* _What is needed_: Which lines in the material below contain the string "header", matching case exactly? Copy each of those lines in full.

Dataset records:
———
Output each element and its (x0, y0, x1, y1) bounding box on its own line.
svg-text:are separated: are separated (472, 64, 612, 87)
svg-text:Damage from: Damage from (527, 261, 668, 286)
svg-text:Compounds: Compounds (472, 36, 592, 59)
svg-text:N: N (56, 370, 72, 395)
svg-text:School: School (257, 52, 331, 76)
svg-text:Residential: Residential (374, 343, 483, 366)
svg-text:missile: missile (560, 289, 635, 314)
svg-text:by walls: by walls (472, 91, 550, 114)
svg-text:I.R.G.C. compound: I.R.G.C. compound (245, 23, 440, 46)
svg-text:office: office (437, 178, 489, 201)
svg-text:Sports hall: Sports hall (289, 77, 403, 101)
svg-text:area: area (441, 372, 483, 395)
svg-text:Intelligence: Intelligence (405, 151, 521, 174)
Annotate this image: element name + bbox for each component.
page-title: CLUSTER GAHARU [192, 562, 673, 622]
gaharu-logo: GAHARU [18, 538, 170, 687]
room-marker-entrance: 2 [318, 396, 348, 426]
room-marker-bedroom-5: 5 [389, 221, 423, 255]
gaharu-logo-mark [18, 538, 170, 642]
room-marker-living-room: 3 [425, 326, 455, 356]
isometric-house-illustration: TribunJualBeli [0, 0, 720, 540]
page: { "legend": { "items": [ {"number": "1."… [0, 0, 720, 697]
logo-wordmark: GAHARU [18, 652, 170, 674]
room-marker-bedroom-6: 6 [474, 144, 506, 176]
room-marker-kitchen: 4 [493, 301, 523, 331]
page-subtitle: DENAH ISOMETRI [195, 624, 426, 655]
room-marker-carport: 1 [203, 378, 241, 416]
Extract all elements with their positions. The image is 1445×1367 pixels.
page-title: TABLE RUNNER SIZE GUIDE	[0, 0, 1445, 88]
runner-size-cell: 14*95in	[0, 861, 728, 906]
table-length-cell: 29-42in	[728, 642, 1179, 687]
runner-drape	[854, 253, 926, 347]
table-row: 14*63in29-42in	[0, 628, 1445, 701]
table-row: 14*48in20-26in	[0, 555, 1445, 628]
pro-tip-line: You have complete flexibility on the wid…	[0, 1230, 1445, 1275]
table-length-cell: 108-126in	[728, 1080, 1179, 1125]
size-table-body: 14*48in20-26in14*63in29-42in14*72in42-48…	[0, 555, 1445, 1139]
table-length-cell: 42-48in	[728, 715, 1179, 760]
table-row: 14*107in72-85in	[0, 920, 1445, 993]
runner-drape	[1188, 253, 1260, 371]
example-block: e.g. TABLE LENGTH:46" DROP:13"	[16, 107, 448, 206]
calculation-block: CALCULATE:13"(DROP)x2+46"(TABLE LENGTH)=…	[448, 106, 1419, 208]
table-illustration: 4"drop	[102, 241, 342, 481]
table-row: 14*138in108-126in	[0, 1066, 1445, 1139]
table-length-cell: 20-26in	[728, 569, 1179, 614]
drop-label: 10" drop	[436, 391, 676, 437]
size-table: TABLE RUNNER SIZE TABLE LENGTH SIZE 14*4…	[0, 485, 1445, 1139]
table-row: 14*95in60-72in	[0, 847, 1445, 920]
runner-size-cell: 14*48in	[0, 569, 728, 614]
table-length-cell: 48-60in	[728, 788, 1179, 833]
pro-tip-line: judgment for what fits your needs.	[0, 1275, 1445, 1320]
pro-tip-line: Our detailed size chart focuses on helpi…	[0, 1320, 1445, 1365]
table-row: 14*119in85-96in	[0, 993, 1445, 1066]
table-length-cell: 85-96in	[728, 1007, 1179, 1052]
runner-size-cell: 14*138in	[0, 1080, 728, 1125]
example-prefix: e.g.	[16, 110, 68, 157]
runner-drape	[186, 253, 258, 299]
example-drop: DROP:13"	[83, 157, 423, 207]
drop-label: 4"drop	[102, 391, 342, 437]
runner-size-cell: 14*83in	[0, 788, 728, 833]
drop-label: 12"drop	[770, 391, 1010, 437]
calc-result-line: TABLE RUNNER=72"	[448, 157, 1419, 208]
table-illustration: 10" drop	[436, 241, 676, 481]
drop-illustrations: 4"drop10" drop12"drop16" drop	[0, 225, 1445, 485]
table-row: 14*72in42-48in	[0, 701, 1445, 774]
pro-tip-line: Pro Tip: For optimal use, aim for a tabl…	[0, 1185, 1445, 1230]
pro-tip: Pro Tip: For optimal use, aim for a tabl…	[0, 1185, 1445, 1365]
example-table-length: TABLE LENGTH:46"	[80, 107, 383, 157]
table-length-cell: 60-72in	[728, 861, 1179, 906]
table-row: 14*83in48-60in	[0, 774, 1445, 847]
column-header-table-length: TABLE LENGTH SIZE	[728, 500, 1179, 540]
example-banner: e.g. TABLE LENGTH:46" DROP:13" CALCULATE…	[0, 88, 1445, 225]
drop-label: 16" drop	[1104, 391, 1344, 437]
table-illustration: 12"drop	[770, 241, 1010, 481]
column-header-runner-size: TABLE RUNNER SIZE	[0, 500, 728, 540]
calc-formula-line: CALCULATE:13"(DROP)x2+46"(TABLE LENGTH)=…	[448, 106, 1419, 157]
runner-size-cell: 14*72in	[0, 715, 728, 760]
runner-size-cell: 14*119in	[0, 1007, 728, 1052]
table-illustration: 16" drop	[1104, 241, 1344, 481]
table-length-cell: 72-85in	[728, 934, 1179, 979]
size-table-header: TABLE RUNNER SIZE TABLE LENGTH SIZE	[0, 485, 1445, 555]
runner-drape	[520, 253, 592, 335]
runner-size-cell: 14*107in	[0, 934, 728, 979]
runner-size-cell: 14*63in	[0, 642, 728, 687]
———
* _Complete answer_:
column-header-table-length: TABLE LENGTH SIZE	[728, 500, 1179, 540]
column-header-runner-size: TABLE RUNNER SIZE	[0, 500, 728, 540]
size-table-header: TABLE RUNNER SIZE TABLE LENGTH SIZE	[0, 485, 1445, 555]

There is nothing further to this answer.